Required task: Below are some records. How many of their lines contain the string "page"? Give the number only.

:: Task material ::

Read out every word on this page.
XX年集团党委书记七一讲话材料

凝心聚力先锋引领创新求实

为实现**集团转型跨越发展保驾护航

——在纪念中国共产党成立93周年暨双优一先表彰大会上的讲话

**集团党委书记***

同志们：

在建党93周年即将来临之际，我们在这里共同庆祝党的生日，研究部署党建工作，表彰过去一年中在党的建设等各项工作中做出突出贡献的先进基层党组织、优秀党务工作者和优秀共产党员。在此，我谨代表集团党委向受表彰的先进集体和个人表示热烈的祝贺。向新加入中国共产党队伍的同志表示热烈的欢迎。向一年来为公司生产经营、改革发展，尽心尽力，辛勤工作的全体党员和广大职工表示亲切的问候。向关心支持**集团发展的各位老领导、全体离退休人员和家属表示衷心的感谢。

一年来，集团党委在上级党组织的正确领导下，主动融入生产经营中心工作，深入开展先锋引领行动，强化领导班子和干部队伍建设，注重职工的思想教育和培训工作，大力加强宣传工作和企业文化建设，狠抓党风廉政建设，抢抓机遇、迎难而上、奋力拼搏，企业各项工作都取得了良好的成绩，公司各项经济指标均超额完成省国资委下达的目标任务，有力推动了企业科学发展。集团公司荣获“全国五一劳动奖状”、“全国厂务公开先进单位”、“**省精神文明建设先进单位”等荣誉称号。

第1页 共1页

:::
:: Task material ::

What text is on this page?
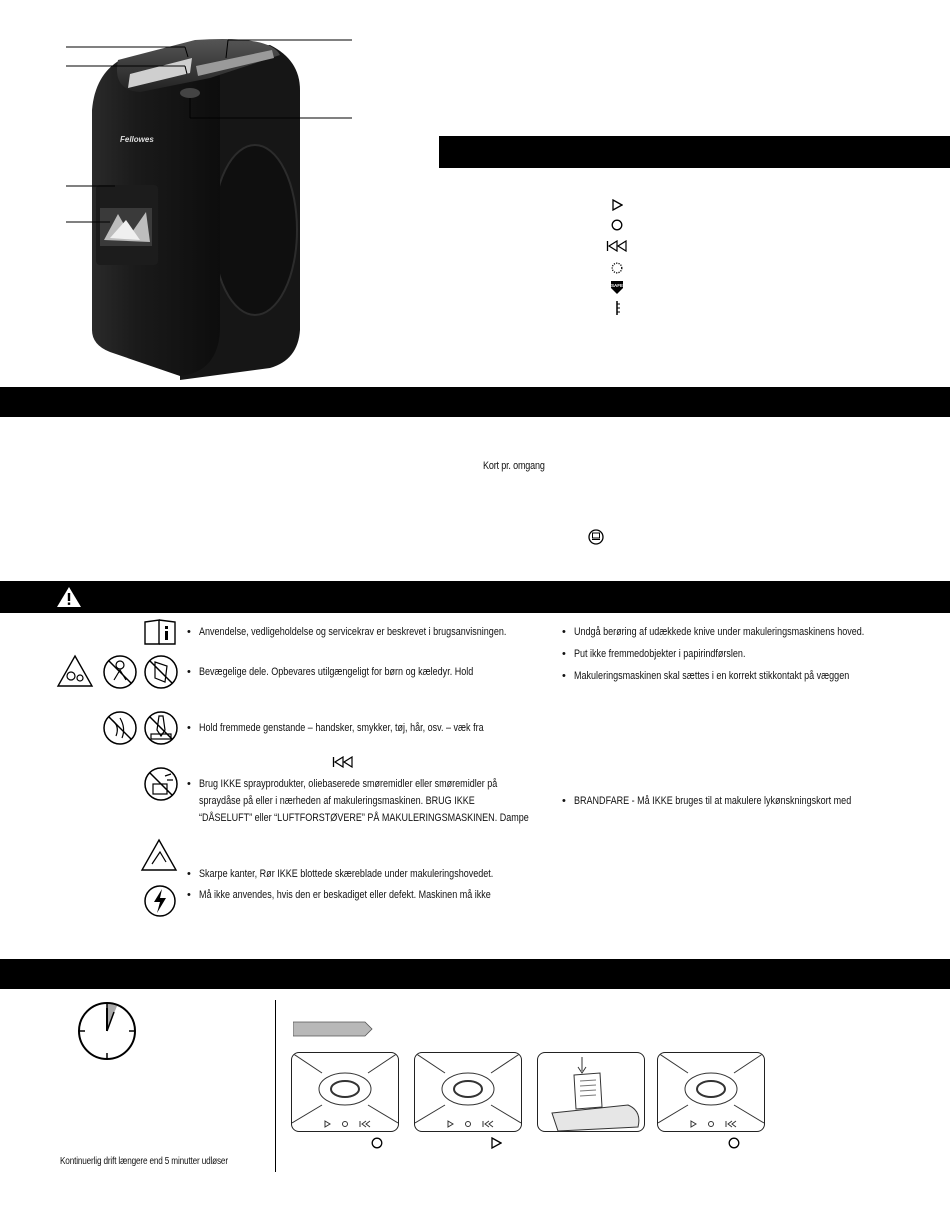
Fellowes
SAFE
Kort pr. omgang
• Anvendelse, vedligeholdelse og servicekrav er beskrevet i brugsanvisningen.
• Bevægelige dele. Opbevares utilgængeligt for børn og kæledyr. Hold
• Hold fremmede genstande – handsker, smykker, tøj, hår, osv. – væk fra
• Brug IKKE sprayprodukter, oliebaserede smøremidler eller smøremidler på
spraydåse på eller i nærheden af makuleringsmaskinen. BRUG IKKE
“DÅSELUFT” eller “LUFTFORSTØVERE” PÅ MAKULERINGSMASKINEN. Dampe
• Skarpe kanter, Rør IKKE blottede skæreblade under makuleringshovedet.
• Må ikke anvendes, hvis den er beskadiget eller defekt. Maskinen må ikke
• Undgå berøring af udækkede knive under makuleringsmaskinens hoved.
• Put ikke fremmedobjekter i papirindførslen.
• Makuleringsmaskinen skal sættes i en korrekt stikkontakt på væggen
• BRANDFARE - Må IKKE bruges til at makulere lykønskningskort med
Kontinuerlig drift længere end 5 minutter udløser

:::

Exercise result: 2